- [Exercise material]

··········

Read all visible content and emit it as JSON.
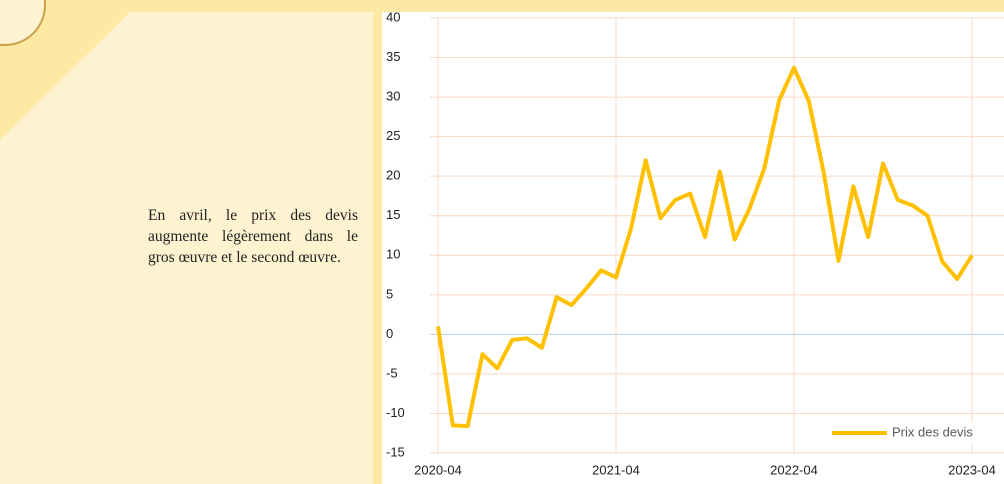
{
  "text": "En avril, le prix des devis augmente légèrement dans le gros œuvre et le second œuvre.",
  "chart_data": {
    "type": "line",
    "categories": [
      "2020-04",
      null,
      null,
      null,
      null,
      null,
      null,
      null,
      null,
      null,
      null,
      null,
      "2021-04",
      null,
      null,
      null,
      null,
      null,
      null,
      null,
      null,
      null,
      null,
      null,
      "2022-04",
      null,
      null,
      null,
      null,
      null,
      null,
      null,
      null,
      null,
      null,
      null,
      "2023-04"
    ],
    "series": [
      {
        "name": "Prix des devis",
        "color": "#ffc000",
        "values": [
          1,
          -11.5,
          -11.6,
          -2.5,
          -4.3,
          -0.7,
          -0.5,
          -1.7,
          4.7,
          3.7,
          5.8,
          8.1,
          7.2,
          13.3,
          22,
          14.7,
          17,
          17.8,
          12.3,
          20.6,
          12,
          15.9,
          21,
          29.6,
          33.7,
          29.5,
          20.5,
          9.3,
          18.7,
          12.3,
          21.6,
          17,
          16.3,
          15,
          9.2,
          7,
          10
        ]
      }
    ],
    "ylim": [
      -15,
      40
    ],
    "yticks": [
      -15,
      -10,
      -5,
      0,
      5,
      10,
      15,
      20,
      25,
      30,
      35,
      40
    ],
    "grid": true,
    "legend": "bottom-right"
  }
}
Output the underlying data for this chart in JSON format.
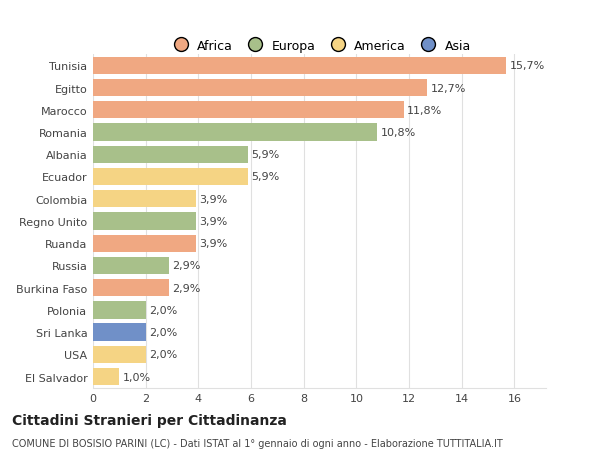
{
  "countries": [
    "El Salvador",
    "USA",
    "Sri Lanka",
    "Polonia",
    "Burkina Faso",
    "Russia",
    "Ruanda",
    "Regno Unito",
    "Colombia",
    "Ecuador",
    "Albania",
    "Romania",
    "Marocco",
    "Egitto",
    "Tunisia"
  ],
  "values": [
    1.0,
    2.0,
    2.0,
    2.0,
    2.9,
    2.9,
    3.9,
    3.9,
    3.9,
    5.9,
    5.9,
    10.8,
    11.8,
    12.7,
    15.7
  ],
  "labels": [
    "1,0%",
    "2,0%",
    "2,0%",
    "2,0%",
    "2,9%",
    "2,9%",
    "3,9%",
    "3,9%",
    "3,9%",
    "5,9%",
    "5,9%",
    "10,8%",
    "11,8%",
    "12,7%",
    "15,7%"
  ],
  "continents": [
    "America",
    "America",
    "Asia",
    "Europa",
    "Africa",
    "Europa",
    "Africa",
    "Europa",
    "America",
    "America",
    "Europa",
    "Europa",
    "Africa",
    "Africa",
    "Africa"
  ],
  "colors": {
    "Africa": "#F0A882",
    "Europa": "#A8C08A",
    "America": "#F5D484",
    "Asia": "#7090C8"
  },
  "legend_order": [
    "Africa",
    "Europa",
    "America",
    "Asia"
  ],
  "legend_colors": [
    "#F0A882",
    "#A8C08A",
    "#F5D484",
    "#7090C8"
  ],
  "title": "Cittadini Stranieri per Cittadinanza",
  "subtitle": "COMUNE DI BOSISIO PARINI (LC) - Dati ISTAT al 1° gennaio di ogni anno - Elaborazione TUTTITALIA.IT",
  "xlim": [
    0,
    17.2
  ],
  "xticks": [
    0,
    2,
    4,
    6,
    8,
    10,
    12,
    14,
    16
  ],
  "bar_height": 0.78,
  "background_color": "#ffffff",
  "grid_color": "#e0e0e0",
  "text_color": "#444444",
  "title_fontsize": 10,
  "subtitle_fontsize": 7,
  "tick_fontsize": 8,
  "label_fontsize": 8,
  "legend_fontsize": 9
}
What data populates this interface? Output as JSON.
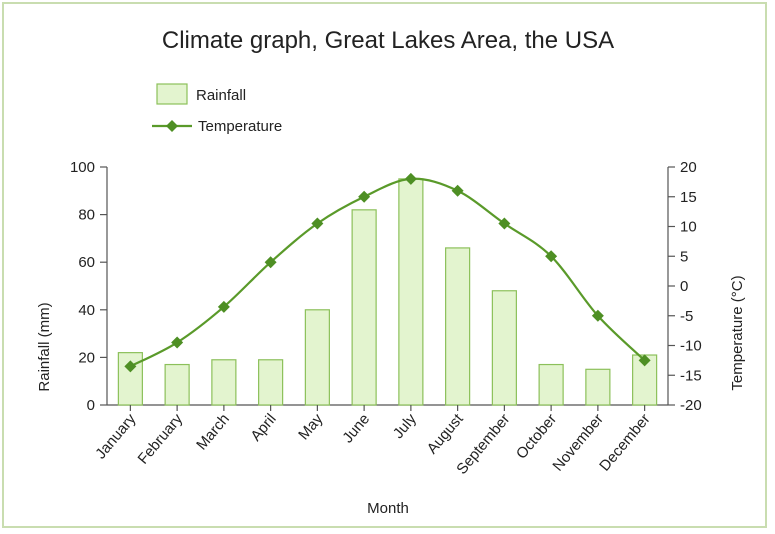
{
  "chart_data": {
    "type": "bar",
    "title": "Climate graph, Great Lakes Area, the USA",
    "xlabel": "Month",
    "ylabel_left": "Rainfall (mm)",
    "ylabel_right": "Temperature (°C)",
    "categories": [
      "January",
      "February",
      "March",
      "April",
      "May",
      "June",
      "July",
      "August",
      "September",
      "October",
      "November",
      "December"
    ],
    "ylim_left": [
      0,
      100
    ],
    "yticks_left": [
      0,
      20,
      40,
      60,
      80,
      100
    ],
    "ylim_right": [
      -20,
      20
    ],
    "yticks_right": [
      -20,
      -15,
      -10,
      -5,
      0,
      5,
      10,
      15,
      20
    ],
    "legend_position": "top-left",
    "series": [
      {
        "name": "Rainfall",
        "type": "bar",
        "axis": "left",
        "values": [
          22,
          17,
          19,
          19,
          40,
          82,
          95,
          66,
          48,
          17,
          15,
          21
        ]
      },
      {
        "name": "Temperature",
        "type": "line",
        "axis": "right",
        "values": [
          -13.5,
          -9.5,
          -3.5,
          4,
          10.5,
          15,
          18,
          16,
          10.5,
          5,
          -5,
          -12.5
        ]
      }
    ],
    "colors": {
      "bar_fill": "#e3f4cf",
      "bar_stroke": "#8cc05a",
      "line": "#5a9a2a",
      "marker": "#4e8f24"
    }
  }
}
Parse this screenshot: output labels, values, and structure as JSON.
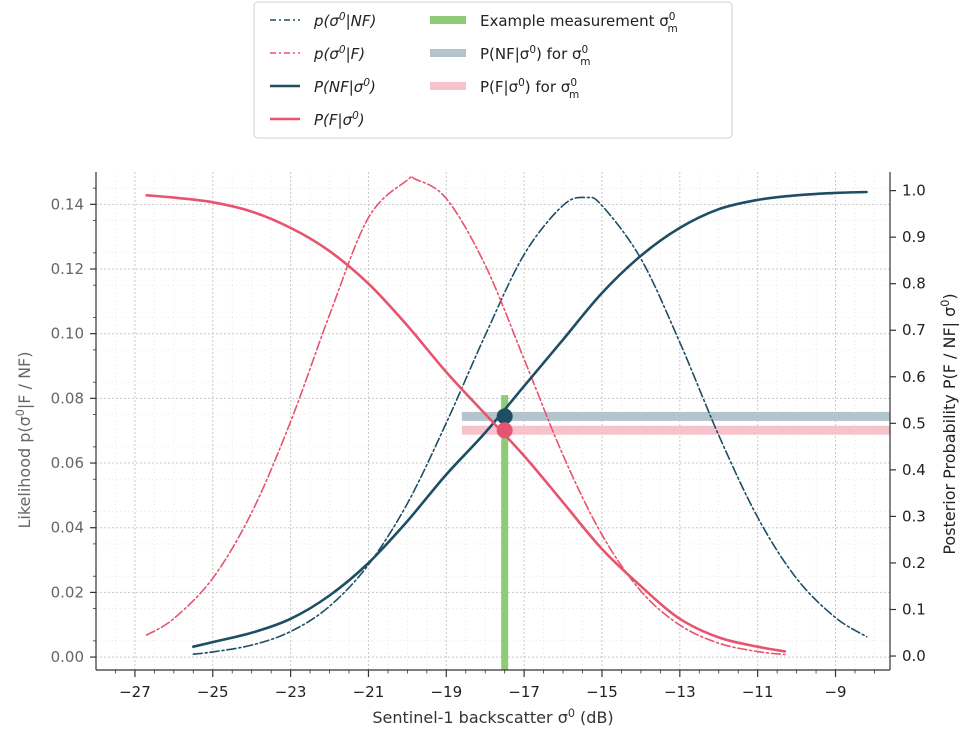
{
  "legend": {
    "col1": [
      {
        "main": "p(σ",
        "sup": "0",
        "tail": "|NF)",
        "style": "nf-dashdot"
      },
      {
        "main": "p(σ",
        "sup": "0",
        "tail": "|F)",
        "style": "f-dashdot"
      },
      {
        "main": "P(NF|σ",
        "sup": "0",
        "tail": ")",
        "style": "nf-solid"
      },
      {
        "main": "P(F|σ",
        "sup": "0",
        "tail": ")",
        "style": "f-solid"
      }
    ],
    "col2": [
      {
        "main": "Example measurement σ",
        "sup": "0",
        "sub": "m",
        "style": "green-band"
      },
      {
        "main": "P(NF|σ",
        "sup": "0",
        "tail": ") for σ",
        "sup2": "0",
        "sub2": "m",
        "style": "nf-band"
      },
      {
        "main": "P(F|σ",
        "sup": "0",
        "tail": ") for σ",
        "sup2": "0",
        "sub2": "m",
        "style": "f-band"
      }
    ]
  },
  "axes": {
    "xlabel": {
      "main": "Sentinel-1 backscatter σ",
      "sup": "0",
      "tail": " (dB)"
    },
    "ylabel_left": {
      "main": "Likelihood p(σ",
      "sup": "0",
      "tail": "|F / NF)"
    },
    "ylabel_right": {
      "main": "Posterior Probability P(F / NF| σ",
      "sup": "0",
      "tail": ")"
    },
    "xticks": [
      "−27",
      "−25",
      "−23",
      "−21",
      "−19",
      "−17",
      "−15",
      "−13",
      "−11",
      "−9"
    ],
    "yticks_left": [
      "0.00",
      "0.02",
      "0.04",
      "0.06",
      "0.08",
      "0.10",
      "0.12",
      "0.14"
    ],
    "yticks_right": [
      "0.0",
      "0.1",
      "0.2",
      "0.3",
      "0.4",
      "0.5",
      "0.6",
      "0.7",
      "0.8",
      "0.9",
      "1.0"
    ]
  },
  "chart_data": {
    "type": "line",
    "xlim": [
      -28,
      -7.6
    ],
    "ylim_left": [
      -0.004,
      0.15
    ],
    "ylim_right": [
      -0.03,
      1.04
    ],
    "xtick_values": [
      -27,
      -25,
      -23,
      -21,
      -19,
      -17,
      -15,
      -13,
      -11,
      -9
    ],
    "ytick_values_left": [
      0.0,
      0.02,
      0.04,
      0.06,
      0.08,
      0.1,
      0.12,
      0.14
    ],
    "ytick_values_right": [
      0.0,
      0.1,
      0.2,
      0.3,
      0.4,
      0.5,
      0.6,
      0.7,
      0.8,
      0.9,
      1.0
    ],
    "grid": true,
    "legend_position": "top-center, outside",
    "colors": {
      "nf": "#1d4e63",
      "f": "#e6546f",
      "green": "#8fca77",
      "nf_band": "#b3c4cd",
      "f_band": "#f6c3cc"
    },
    "series": [
      {
        "style": "nf-dashdot",
        "axis": "left",
        "x": [
          -25.5,
          -25,
          -24,
          -23,
          -22,
          -21,
          -20,
          -19,
          -18,
          -17,
          -16,
          -15.4,
          -15,
          -14,
          -13,
          -12,
          -11,
          -10,
          -9,
          -8.2
        ],
        "y": [
          0.0009,
          0.0016,
          0.0037,
          0.0079,
          0.0157,
          0.0286,
          0.0475,
          0.0724,
          0.0995,
          0.1245,
          0.1397,
          0.1421,
          0.1396,
          0.1232,
          0.0973,
          0.0686,
          0.0432,
          0.0243,
          0.0122,
          0.0063
        ]
      },
      {
        "style": "f-dashdot",
        "axis": "left",
        "x": [
          -26.7,
          -26,
          -25,
          -24,
          -23,
          -22,
          -21,
          -20,
          -19.8,
          -19,
          -18,
          -17,
          -16,
          -15,
          -14,
          -13,
          -12,
          -11,
          -10.3
        ],
        "y": [
          0.0068,
          0.0119,
          0.0244,
          0.0447,
          0.0728,
          0.1058,
          0.1359,
          0.1475,
          0.1478,
          0.1418,
          0.1212,
          0.0921,
          0.0624,
          0.0378,
          0.0204,
          0.0099,
          0.0043,
          0.0017,
          0.0008
        ]
      },
      {
        "style": "nf-solid",
        "axis": "right",
        "x": [
          -25.5,
          -25,
          -24,
          -23,
          -22,
          -21,
          -20,
          -19,
          -18,
          -17,
          -16,
          -15,
          -14,
          -13,
          -12,
          -11,
          -10,
          -9,
          -8.2
        ],
        "y": [
          0.02,
          0.03,
          0.05,
          0.08,
          0.13,
          0.2,
          0.29,
          0.39,
          0.48,
          0.58,
          0.68,
          0.78,
          0.86,
          0.92,
          0.96,
          0.98,
          0.99,
          0.995,
          0.997
        ]
      },
      {
        "style": "f-solid",
        "axis": "right",
        "x": [
          -26.7,
          -26,
          -25,
          -24,
          -23,
          -22,
          -21,
          -20,
          -19,
          -18,
          -17,
          -16,
          -15,
          -14,
          -13,
          -12,
          -11,
          -10.3
        ],
        "y": [
          0.99,
          0.985,
          0.975,
          0.955,
          0.92,
          0.87,
          0.8,
          0.71,
          0.61,
          0.52,
          0.43,
          0.33,
          0.23,
          0.15,
          0.08,
          0.04,
          0.02,
          0.01
        ]
      }
    ],
    "measurement": {
      "x": -17.5,
      "p_nf": 0.515,
      "p_f": 0.485,
      "bar_top_left": 0.081
    }
  }
}
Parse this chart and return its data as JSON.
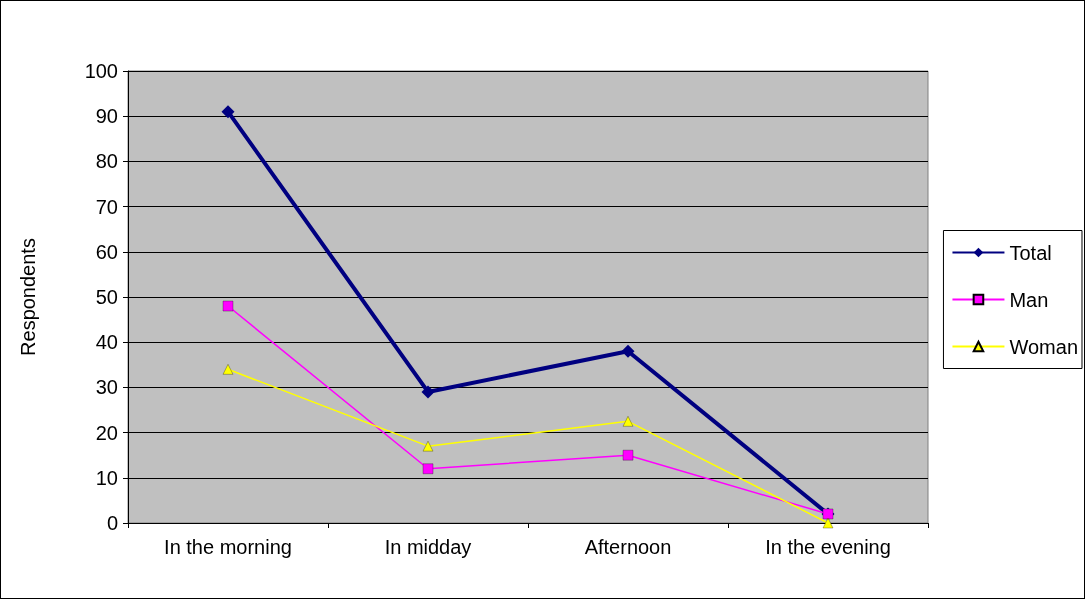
{
  "chart_data": {
    "type": "line",
    "ylabel": "Respondents",
    "categories": [
      "In the morning",
      "In midday",
      "Afternoon",
      "In the evening"
    ],
    "series": [
      {
        "name": "Total",
        "color": "#000080",
        "marker": "diamond",
        "values": [
          91,
          29,
          38,
          2
        ]
      },
      {
        "name": "Man",
        "color": "#ff00ff",
        "marker": "square",
        "values": [
          48,
          12,
          15,
          2
        ]
      },
      {
        "name": "Woman",
        "color": "#ffff00",
        "marker": "triangle",
        "values": [
          34,
          17,
          22.5,
          0
        ]
      }
    ],
    "ylim": [
      0,
      100
    ],
    "yticks": [
      0,
      10,
      20,
      30,
      40,
      50,
      60,
      70,
      80,
      90,
      100
    ],
    "grid": "y",
    "legend": "right"
  }
}
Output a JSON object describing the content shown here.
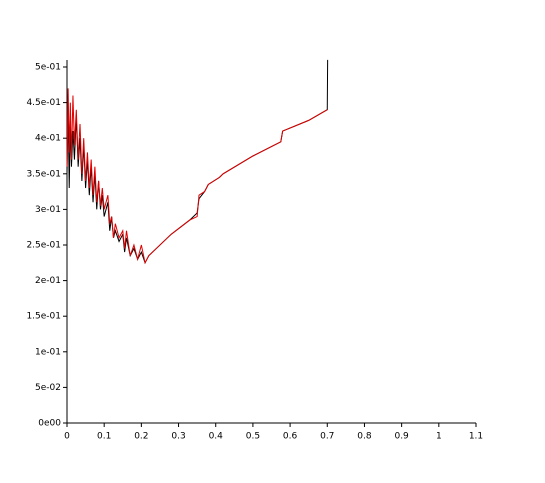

··········

Using the records above, copy every line that has the word "Temperature" in it.

- [The response]
    "ylabel_right": "Temperature (°C)",
        "name": "Temperature",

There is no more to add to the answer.